TRECHO SELECIONADO:
::::::::

As principais espécies de animais silvestres consideradas reservatórios da leishimaniose cutânea são o cachorro-do-mato (Cerdocyon thous), o tatu-galinha (Dasypus novemcinctus), o quati (Nasua nasua), os gambás (Didelphis spp.) e diversos roedores (Rattus rattus, Agouti paca, Oryzomys subflavus, Nectomys squamipes, Bolomys lasiurus, Proechimys sp., Rhipidomys sp., Akodon sp. e Thrichomys apereoides). O gambá, assim como o cão doméstico, possui papel como reservatório da leishmaniose visceral, principalmente na região Sudeste do país. Diversas espécies de mosquitos do gênero Lutzomyia são transmissores da leishmaniose cutânea, enquanto que a leishmaniose visceral tem como principal vetor o Lutzomyia longipalpis (mosquito-palha).
Os sinais clínicos apresentados pelos animais acometidos por esta enfermidade são caquexia (perda de peso, atrofia muscular, fadiga, etc.), perda de pêlos, fraqueza, feridas, linfadenopatia (gânglios inchados), hiperqueratose ou onicogrifose (crescimento exagerado das unhas), anemia, hepatoesplenomegalia (o aumento do fígado e baço), insuficiência renal, febre, pelagem seca e quebradiça, emese, diarréia, uveíte I(inflamação nos olhos), ulceração mutifocal, dentre outros.

::::::::

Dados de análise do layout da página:
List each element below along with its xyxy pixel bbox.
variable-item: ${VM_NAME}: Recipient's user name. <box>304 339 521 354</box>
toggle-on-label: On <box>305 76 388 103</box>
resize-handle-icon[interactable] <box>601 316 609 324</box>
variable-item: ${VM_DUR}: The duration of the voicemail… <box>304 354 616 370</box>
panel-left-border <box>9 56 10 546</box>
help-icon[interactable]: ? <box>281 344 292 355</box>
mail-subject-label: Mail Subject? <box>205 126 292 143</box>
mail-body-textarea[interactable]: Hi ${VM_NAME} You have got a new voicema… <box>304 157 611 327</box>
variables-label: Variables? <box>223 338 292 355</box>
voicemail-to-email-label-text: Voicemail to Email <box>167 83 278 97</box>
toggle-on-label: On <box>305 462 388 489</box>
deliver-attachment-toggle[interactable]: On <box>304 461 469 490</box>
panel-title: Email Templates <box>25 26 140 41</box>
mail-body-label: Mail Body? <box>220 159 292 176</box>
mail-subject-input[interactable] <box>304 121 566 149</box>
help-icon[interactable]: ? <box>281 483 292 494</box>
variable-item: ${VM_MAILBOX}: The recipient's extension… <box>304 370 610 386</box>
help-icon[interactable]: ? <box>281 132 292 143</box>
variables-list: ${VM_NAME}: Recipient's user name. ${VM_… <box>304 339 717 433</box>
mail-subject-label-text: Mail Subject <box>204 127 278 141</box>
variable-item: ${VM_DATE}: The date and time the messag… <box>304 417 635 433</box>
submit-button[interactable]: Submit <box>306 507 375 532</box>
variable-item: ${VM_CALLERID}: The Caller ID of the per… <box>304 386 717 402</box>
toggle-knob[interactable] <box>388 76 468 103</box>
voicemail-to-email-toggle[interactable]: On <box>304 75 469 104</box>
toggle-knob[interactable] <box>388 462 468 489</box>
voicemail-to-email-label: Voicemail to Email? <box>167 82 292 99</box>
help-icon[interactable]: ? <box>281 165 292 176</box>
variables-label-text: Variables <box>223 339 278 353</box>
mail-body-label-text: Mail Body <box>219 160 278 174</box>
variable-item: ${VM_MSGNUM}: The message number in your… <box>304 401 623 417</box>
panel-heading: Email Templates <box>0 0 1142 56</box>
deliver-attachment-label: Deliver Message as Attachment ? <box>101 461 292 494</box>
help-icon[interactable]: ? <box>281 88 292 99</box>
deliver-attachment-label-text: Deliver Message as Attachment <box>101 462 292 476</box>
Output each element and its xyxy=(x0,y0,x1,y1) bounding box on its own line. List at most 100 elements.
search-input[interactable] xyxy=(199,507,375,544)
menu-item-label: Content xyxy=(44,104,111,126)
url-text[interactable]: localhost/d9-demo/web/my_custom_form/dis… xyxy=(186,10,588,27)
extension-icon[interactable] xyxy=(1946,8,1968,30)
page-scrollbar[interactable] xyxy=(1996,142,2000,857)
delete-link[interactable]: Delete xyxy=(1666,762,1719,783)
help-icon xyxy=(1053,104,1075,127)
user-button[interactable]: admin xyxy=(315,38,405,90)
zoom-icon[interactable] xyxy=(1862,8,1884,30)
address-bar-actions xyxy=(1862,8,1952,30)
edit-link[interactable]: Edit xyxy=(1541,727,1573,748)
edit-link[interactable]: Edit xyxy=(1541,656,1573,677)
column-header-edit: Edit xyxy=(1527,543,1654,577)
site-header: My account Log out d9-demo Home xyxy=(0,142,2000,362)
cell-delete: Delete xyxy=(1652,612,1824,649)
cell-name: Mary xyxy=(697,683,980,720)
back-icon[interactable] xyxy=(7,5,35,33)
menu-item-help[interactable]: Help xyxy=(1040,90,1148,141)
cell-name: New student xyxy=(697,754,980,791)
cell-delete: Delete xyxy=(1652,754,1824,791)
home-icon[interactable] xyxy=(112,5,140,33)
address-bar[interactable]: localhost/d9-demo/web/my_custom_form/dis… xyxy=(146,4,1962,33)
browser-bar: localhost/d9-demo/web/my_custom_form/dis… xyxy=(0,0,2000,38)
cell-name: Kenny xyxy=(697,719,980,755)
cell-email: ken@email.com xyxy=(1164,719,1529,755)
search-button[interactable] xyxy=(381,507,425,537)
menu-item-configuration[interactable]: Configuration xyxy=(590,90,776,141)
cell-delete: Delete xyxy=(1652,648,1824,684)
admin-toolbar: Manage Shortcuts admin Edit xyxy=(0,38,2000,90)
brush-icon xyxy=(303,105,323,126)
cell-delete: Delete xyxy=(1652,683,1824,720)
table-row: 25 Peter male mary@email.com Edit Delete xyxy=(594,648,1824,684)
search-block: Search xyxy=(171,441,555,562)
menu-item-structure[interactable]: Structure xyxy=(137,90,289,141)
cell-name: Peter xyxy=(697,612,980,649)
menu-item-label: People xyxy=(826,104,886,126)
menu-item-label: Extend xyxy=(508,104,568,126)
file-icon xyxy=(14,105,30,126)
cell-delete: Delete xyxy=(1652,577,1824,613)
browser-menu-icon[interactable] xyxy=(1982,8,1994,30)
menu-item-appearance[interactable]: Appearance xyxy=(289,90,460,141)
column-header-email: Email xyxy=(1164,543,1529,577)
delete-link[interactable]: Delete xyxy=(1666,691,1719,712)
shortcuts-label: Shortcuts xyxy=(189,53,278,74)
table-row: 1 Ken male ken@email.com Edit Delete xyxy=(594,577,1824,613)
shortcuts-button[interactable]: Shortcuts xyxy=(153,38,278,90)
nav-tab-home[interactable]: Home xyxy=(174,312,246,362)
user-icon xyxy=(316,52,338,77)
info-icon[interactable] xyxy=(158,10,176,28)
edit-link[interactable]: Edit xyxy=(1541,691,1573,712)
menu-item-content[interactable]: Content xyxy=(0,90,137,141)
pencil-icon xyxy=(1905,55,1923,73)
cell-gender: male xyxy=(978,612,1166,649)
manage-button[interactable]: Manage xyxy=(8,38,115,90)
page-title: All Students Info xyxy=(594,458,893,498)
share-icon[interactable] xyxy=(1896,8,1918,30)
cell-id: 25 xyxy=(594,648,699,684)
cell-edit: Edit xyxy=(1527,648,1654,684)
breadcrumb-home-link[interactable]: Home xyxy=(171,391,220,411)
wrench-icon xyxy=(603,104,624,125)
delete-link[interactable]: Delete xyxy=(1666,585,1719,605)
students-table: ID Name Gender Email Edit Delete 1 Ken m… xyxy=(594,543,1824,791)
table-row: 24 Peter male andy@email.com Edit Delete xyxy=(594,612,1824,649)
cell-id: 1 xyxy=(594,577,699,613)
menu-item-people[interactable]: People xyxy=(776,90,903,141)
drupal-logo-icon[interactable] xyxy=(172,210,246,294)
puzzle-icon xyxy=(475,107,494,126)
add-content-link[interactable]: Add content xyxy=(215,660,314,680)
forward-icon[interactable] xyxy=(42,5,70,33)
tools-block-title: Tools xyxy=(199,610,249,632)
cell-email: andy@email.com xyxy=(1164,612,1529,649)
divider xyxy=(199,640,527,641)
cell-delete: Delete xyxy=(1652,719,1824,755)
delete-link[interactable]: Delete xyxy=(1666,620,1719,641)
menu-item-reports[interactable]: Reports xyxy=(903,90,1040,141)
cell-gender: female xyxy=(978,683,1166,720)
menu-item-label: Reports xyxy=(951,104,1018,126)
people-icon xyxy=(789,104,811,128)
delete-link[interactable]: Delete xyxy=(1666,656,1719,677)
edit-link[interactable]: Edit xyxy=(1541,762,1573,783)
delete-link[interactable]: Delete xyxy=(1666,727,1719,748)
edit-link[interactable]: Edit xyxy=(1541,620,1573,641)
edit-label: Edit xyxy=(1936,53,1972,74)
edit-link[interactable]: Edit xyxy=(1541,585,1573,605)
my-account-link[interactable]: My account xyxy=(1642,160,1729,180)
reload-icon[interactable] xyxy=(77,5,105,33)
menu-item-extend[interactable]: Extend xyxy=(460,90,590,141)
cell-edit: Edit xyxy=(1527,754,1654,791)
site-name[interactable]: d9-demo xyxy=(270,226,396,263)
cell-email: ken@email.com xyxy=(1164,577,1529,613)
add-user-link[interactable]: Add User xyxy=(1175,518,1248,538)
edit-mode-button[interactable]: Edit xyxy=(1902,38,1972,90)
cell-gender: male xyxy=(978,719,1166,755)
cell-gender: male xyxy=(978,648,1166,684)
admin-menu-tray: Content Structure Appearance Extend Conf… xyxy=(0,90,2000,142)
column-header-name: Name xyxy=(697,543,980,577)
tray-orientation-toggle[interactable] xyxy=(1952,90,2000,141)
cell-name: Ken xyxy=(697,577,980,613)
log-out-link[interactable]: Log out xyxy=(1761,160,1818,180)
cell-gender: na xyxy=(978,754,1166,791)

::::::::

DESCRIÇÃO DO PROBLEMA: Imprima, sem nenhuma alteração, a parte do texto sobre a leishmaniose que começa nas palavras "Os sinais clínicos" e para logo depois de "mutifocal, dentre outros.".

SOLUÇÃO DO EXERCÍCIO:
Os sinais clínicos apresentados pelos animais acometidos por esta enfermidade são caquexia (perda de peso, atrofia muscular, fadiga, etc.), perda de pêlos, fraqueza, feridas, linfadenopatia (gânglios inchados), hiperqueratose ou onicogrifose (crescimento exagerado das unhas), anemia, hepatoesplenomegalia (o aumento do fígado e baço), insuficiência renal, febre, pelagem seca e quebradiça, emese, diarréia, uveíte I(inflamação nos olhos), ulceração mutifocal, dentre outros.